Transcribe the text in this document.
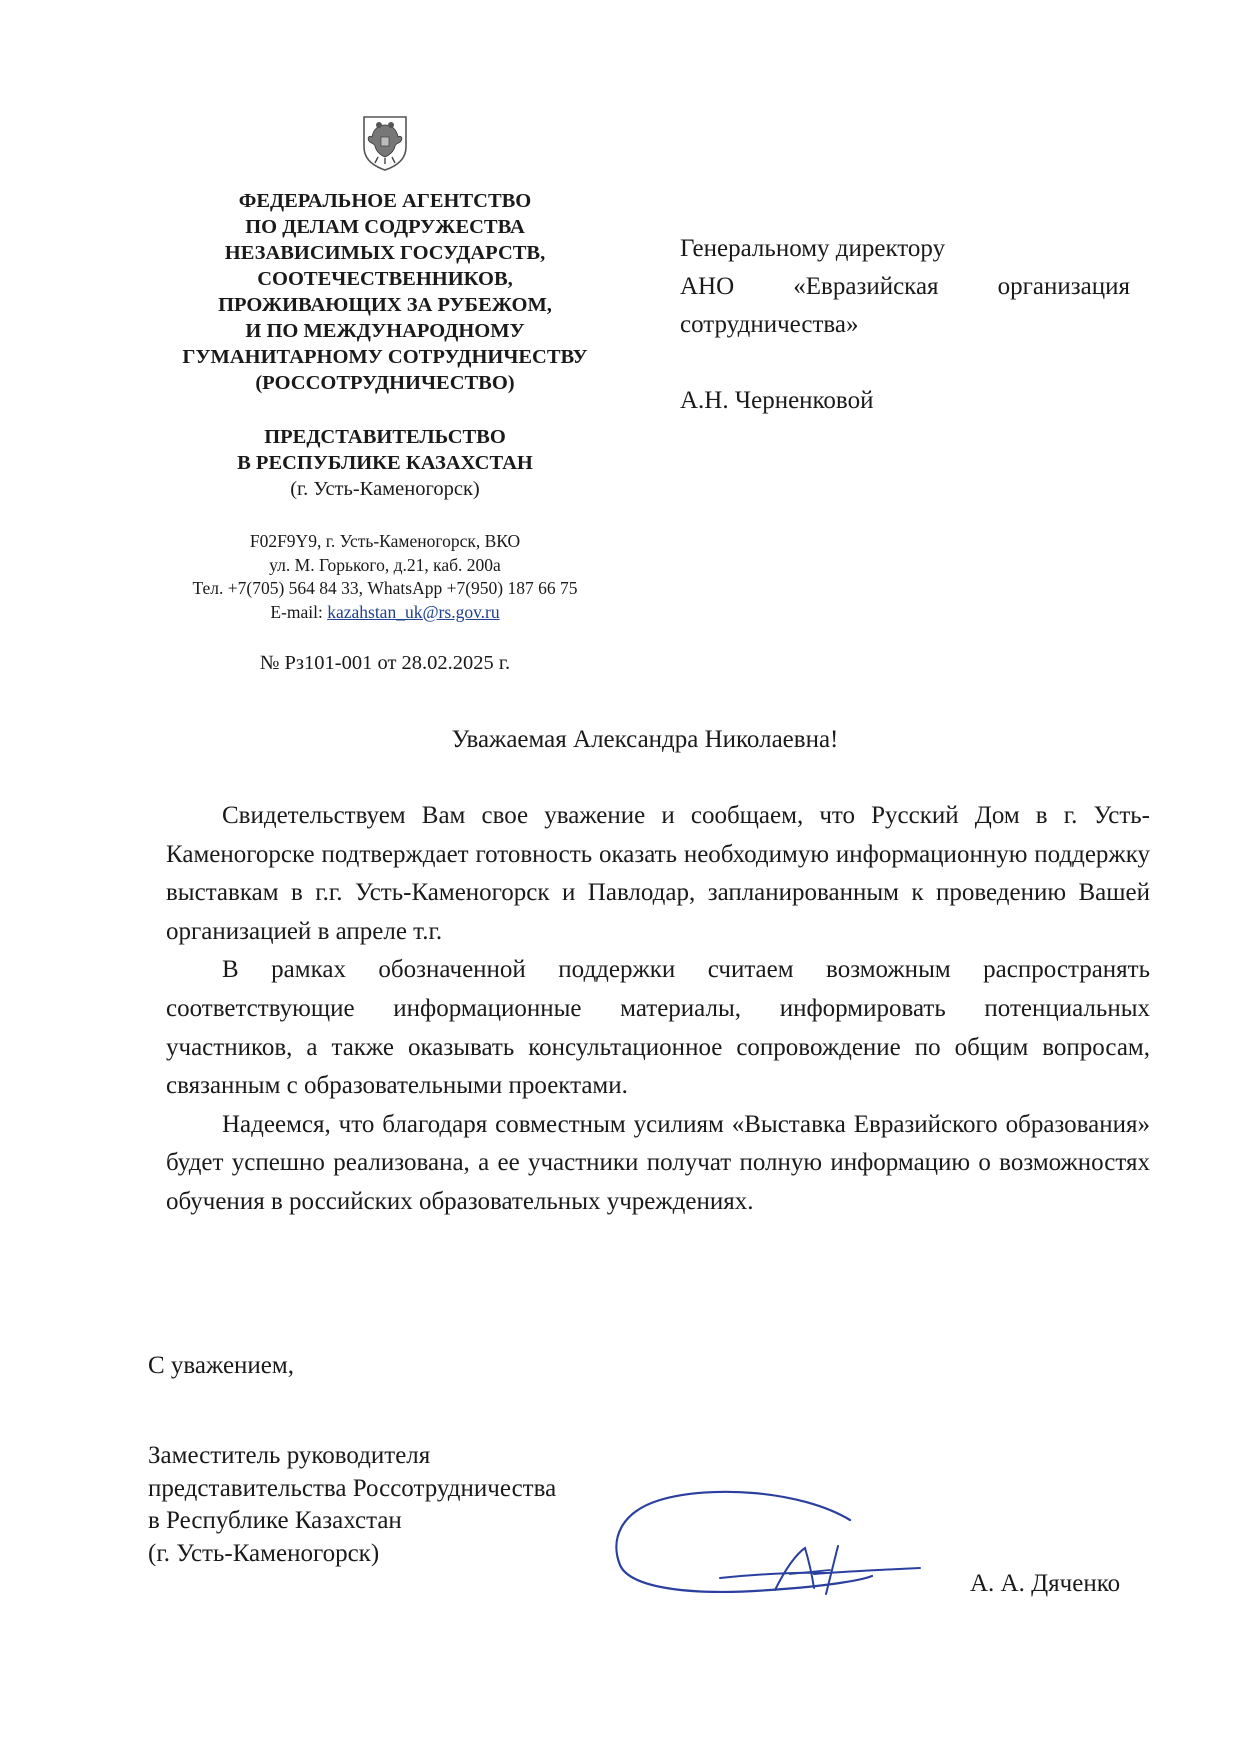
ФЕДЕРАЛЬНОЕ АГЕНТСТВО
ПО ДЕЛАМ СОДРУЖЕСТВА
НЕЗАВИСИМЫХ ГОСУДАРСТВ,
СООТЕЧЕСТВЕННИКОВ,
ПРОЖИВАЮЩИХ ЗА РУБЕЖОМ,
И ПО МЕЖДУНАРОДНОМУ
ГУМАНИТАРНОМУ СОТРУДНИЧЕСТВУ
(РОССОТРУДНИЧЕСТВО)
ПРЕДСТАВИТЕЛЬСТВО
В РЕСПУБЛИКЕ КАЗАХСТАН
(г. Усть-Каменогорск)
F02F9Y9, г. Усть-Каменогорск, ВКО
ул. М. Горького, д.21, каб. 200а
Тел. +7(705) 564 84 33, WhatsApp +7(950) 187 66 75
E-mail: kazahstan_uk@rs.gov.ru
№ Рз101-001 от 28.02.2025 г.
Генеральному директору
АНО «Евразийская организация
сотрудничества»
А.Н. Черненковой
Уважаемая Александра Николаевна!

Свидетельствуем Вам свое уважение и сообщаем, что Русский Дом в г. Усть-Каменогорске подтверждает готовность оказать необходимую информационную поддержку выставкам в г.г. Усть-Каменогорск и Павлодар, запланированным к проведению Вашей организацией в апреле т.г.

В рамках обозначенной поддержки считаем возможным распространять соответствующие информационные материалы, информировать потенциальных участников, а также оказывать консультационное сопровождение по общим вопросам, связанным с образовательными проектами.

Надеемся, что благодаря совместным усилиям «Выставка Евразийского образования» будет успешно реализована, а ее участники получат полную информацию о возможностях обучения в российских образовательных учреждениях.

С уважением,
Заместитель руководителя
представительства Россотрудничества
в Республике Казахстан
(г. Усть-Каменогорск)
А. А. Дяченко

++++++++++

→ Problem requirements: Print each line of the material above exactly, with the pictures removed from your copy.

→ Solution to this exercise:
Transcribe the text in this document.
ФЕДЕРАЛЬНОЕ АГЕНТСТВО
ПО ДЕЛАМ СОДРУЖЕСТВА
НЕЗАВИСИМЫХ ГОСУДАРСТВ,
СООТЕЧЕСТВЕННИКОВ,
ПРОЖИВАЮЩИХ ЗА РУБЕЖОМ,
И ПО МЕЖДУНАРОДНОМУ
ГУМАНИТАРНОМУ СОТРУДНИЧЕСТВУ
(РОССОТРУДНИЧЕСТВО)
ПРЕДСТАВИТЕЛЬСТВО
В РЕСПУБЛИКЕ КАЗАХСТАН
(г. Усть-Каменогорск)
F02F9Y9, г. Усть-Каменогорск, ВКО
ул. М. Горького, д.21, каб. 200а
Тел. +7(705) 564 84 33, WhatsApp +7(950) 187 66 75
E-mail: kazahstan_uk@rs.gov.ru
№ Рз101-001 от 28.02.2025 г.
Генеральному директору
АНО «Евразийская организация
сотрудничества»
А.Н. Черненковой
Уважаемая Александра Николаевна!

Свидетельствуем Вам свое уважение и сообщаем, что Русский Дом в г. Усть-Каменогорске подтверждает готовность оказать необходимую информационную поддержку выставкам в г.г. Усть-Каменогорск и Павлодар, запланированным к проведению Вашей организацией в апреле т.г.

В рамках обозначенной поддержки считаем возможным распространять соответствующие информационные материалы, информировать потенциальных участников, а также оказывать консультационное сопровождение по общим вопросам, связанным с образовательными проектами.

Надеемся, что благодаря совместным усилиям «Выставка Евразийского образования» будет успешно реализована, а ее участники получат полную информацию о возможностях обучения в российских образовательных учреждениях.

С уважением,
Заместитель руководителя
представительства Россотрудничества
в Республике Казахстан
(г. Усть-Каменогорск)
А. А. Дяченко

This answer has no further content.